##### Dataset content

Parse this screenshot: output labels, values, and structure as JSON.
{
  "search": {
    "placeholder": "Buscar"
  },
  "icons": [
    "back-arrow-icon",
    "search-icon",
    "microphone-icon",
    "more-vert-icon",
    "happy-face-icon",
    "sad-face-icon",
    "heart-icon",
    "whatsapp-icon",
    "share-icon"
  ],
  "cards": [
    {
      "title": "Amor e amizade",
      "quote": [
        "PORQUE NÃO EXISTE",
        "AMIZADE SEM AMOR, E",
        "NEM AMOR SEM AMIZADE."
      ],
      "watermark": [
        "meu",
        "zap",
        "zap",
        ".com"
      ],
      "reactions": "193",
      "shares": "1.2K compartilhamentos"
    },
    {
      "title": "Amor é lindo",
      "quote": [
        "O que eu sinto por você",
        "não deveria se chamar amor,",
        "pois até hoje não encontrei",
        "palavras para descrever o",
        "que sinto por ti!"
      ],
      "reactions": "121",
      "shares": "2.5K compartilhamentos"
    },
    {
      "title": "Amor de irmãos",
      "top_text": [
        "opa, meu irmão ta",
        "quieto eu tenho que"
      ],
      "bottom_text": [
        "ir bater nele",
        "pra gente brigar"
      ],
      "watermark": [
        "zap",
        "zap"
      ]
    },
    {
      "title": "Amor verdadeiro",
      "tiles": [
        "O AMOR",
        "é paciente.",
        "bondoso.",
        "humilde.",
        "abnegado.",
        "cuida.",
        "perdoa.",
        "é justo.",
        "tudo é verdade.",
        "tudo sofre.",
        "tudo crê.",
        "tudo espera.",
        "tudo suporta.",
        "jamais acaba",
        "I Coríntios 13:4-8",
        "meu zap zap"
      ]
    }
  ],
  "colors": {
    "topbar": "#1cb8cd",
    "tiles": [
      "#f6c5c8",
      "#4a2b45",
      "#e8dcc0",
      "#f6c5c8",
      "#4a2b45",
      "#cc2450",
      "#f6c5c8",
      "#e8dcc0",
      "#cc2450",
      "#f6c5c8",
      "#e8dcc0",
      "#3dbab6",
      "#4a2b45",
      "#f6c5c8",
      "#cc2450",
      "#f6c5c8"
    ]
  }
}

##########
##### Dataset content

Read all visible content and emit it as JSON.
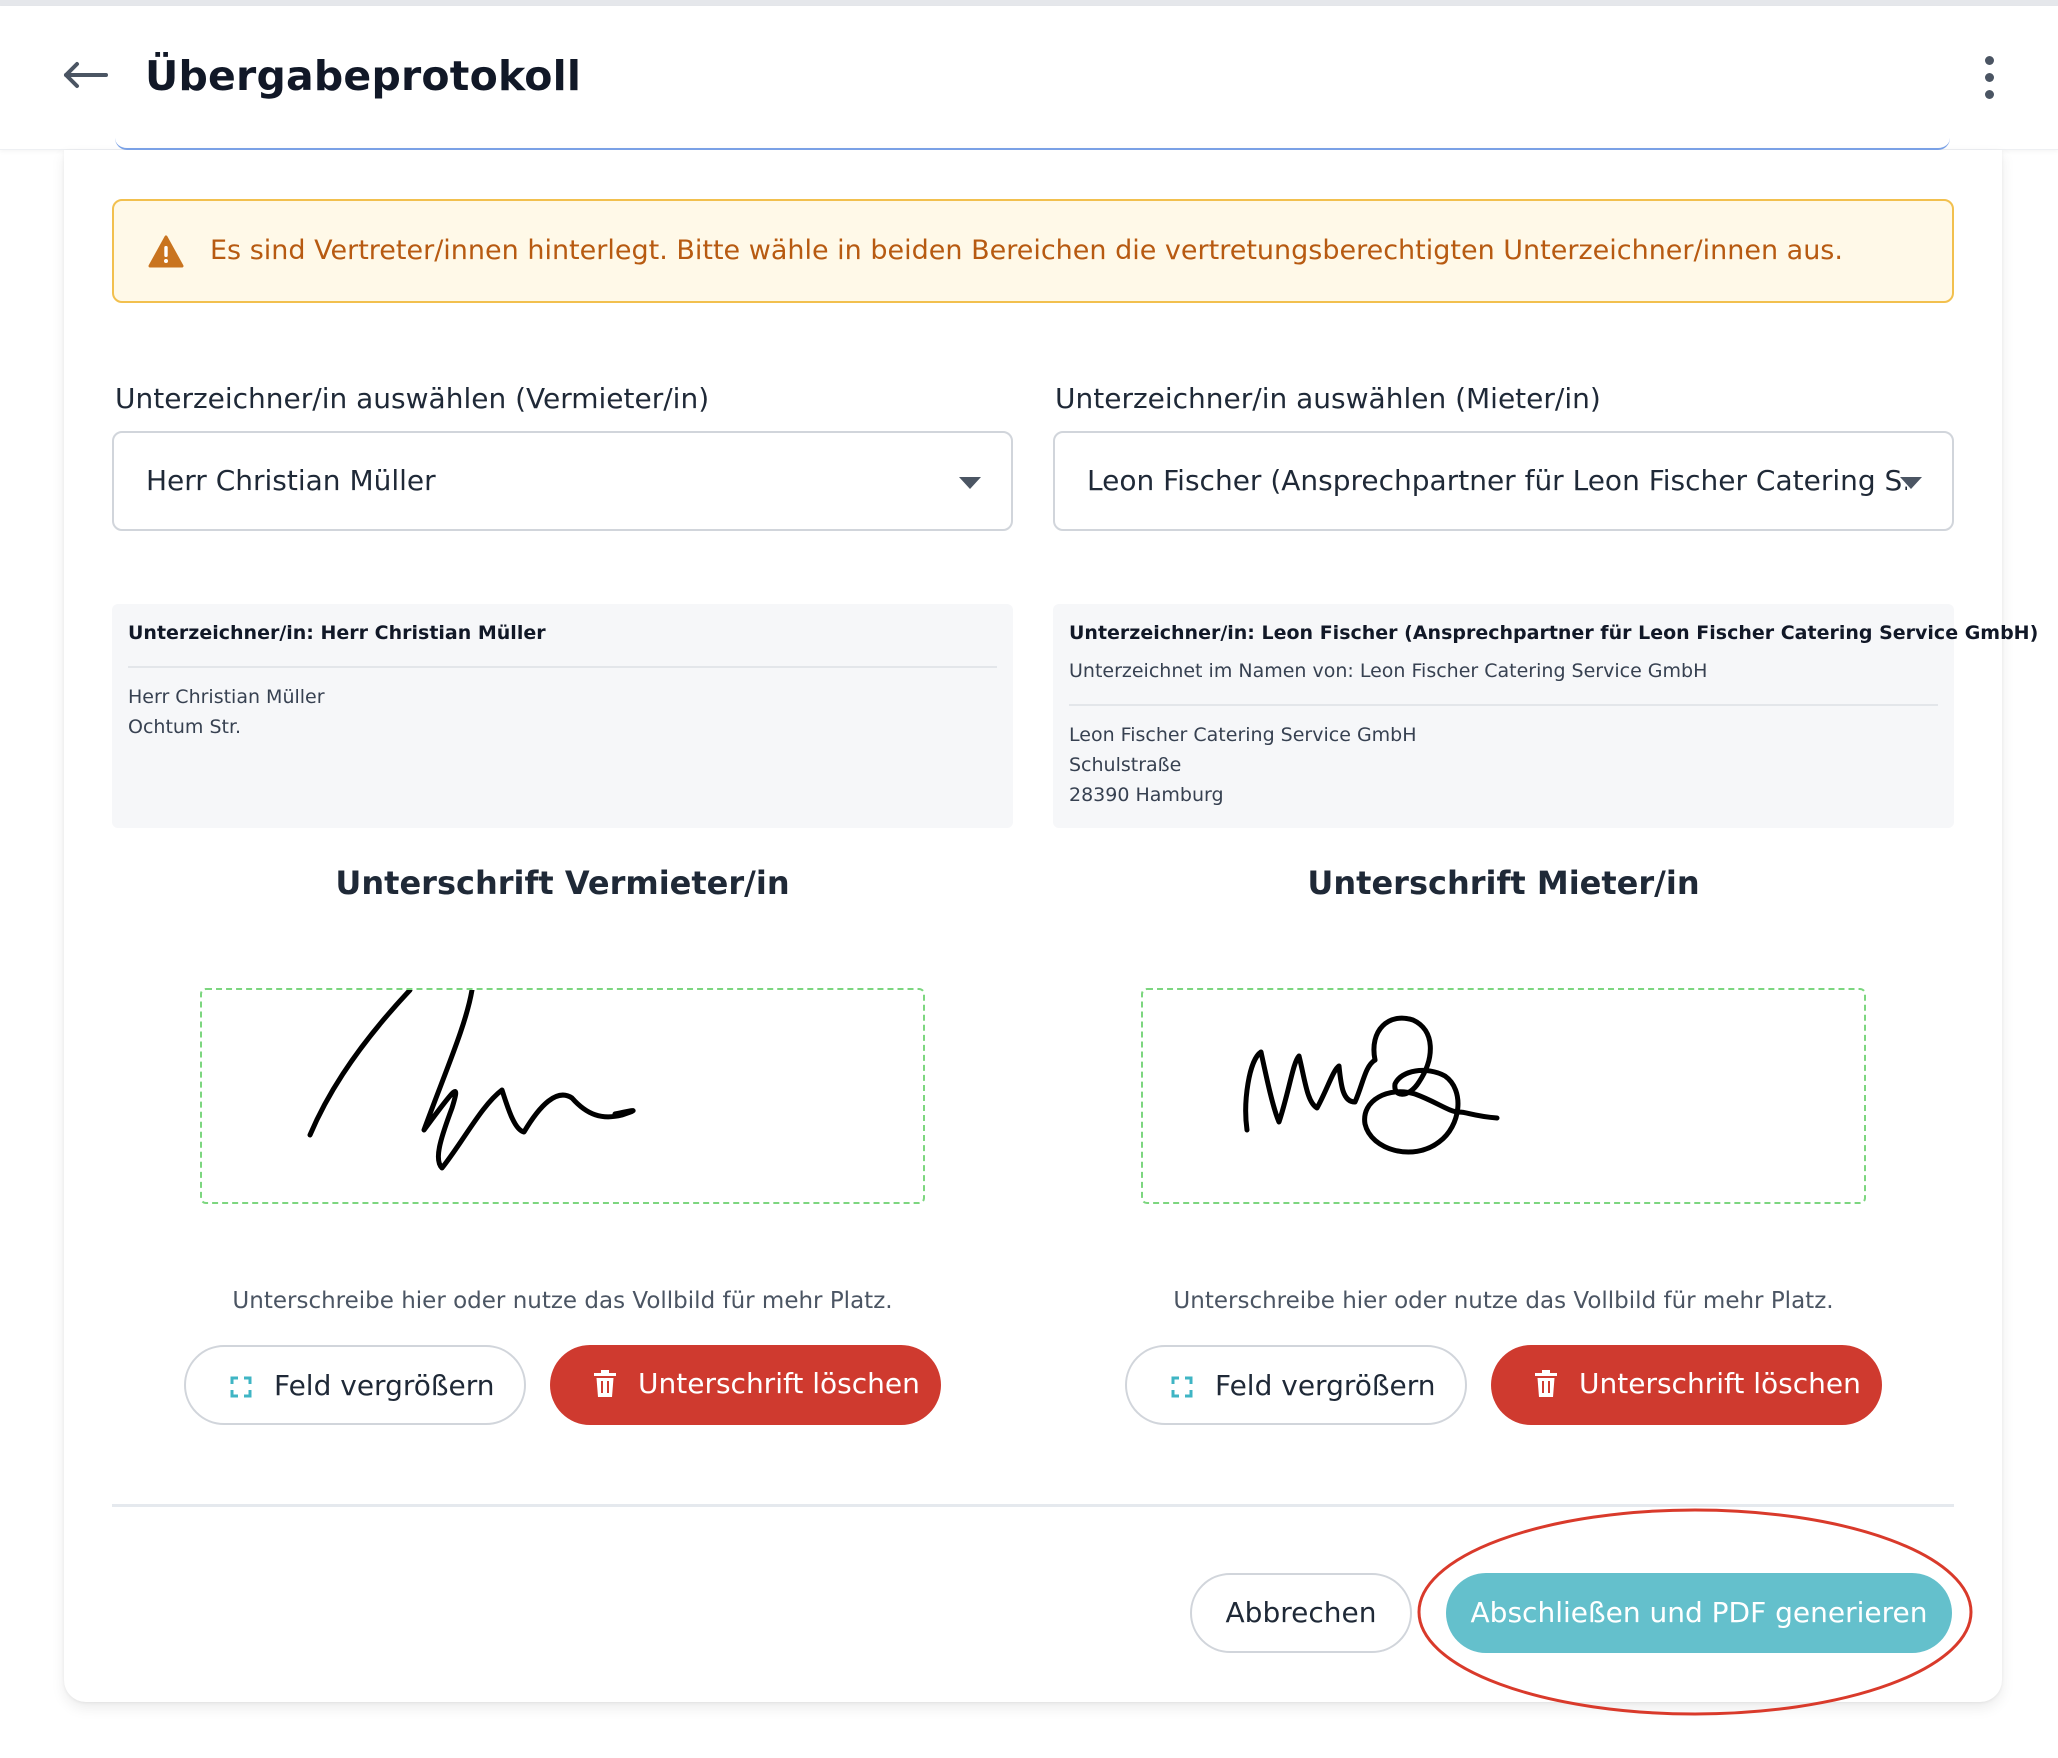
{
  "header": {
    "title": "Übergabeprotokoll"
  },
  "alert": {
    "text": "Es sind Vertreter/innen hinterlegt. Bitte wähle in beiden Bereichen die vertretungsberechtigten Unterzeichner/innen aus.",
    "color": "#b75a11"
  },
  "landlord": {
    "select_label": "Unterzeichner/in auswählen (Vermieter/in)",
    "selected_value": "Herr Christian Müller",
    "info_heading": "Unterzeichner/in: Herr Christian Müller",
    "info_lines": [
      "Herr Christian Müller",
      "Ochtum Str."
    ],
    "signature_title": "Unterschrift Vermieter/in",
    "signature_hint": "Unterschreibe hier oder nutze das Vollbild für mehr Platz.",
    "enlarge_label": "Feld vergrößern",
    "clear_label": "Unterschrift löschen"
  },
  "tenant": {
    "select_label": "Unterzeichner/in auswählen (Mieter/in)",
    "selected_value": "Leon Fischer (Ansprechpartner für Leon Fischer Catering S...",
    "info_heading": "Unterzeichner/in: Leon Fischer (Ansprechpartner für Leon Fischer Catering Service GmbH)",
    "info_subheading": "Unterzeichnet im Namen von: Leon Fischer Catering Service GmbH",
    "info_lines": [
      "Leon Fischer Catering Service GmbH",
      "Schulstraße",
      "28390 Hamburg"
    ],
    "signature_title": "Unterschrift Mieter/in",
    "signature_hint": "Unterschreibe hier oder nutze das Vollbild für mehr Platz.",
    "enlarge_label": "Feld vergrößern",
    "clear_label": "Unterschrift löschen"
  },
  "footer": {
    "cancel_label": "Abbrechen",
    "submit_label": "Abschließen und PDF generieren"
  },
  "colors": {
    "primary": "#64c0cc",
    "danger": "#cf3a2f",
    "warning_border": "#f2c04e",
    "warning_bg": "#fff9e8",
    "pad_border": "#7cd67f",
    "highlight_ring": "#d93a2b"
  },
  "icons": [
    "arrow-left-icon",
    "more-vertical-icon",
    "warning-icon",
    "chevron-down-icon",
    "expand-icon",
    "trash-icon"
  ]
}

##########

_Goal of the exercise_: Filter out all lines lacking the word "Unterzeichner" and copy the rest.

_Response_:
    "text": "Es sind Vertreter/innen hinterlegt. Bitte wähle in beiden Bereichen die vertretungsberechtigten Unterzeichner/innen aus.",
    "select_label": "Unterzeichner/in auswählen (Vermieter/in)",
    "info_heading": "Unterzeichner/in: Herr Christian Müller",
    "select_label": "Unterzeichner/in auswählen (Mieter/in)",
    "info_heading": "Unterzeichner/in: Leon Fischer (Ansprechpartner für Leon Fischer Catering Service GmbH)",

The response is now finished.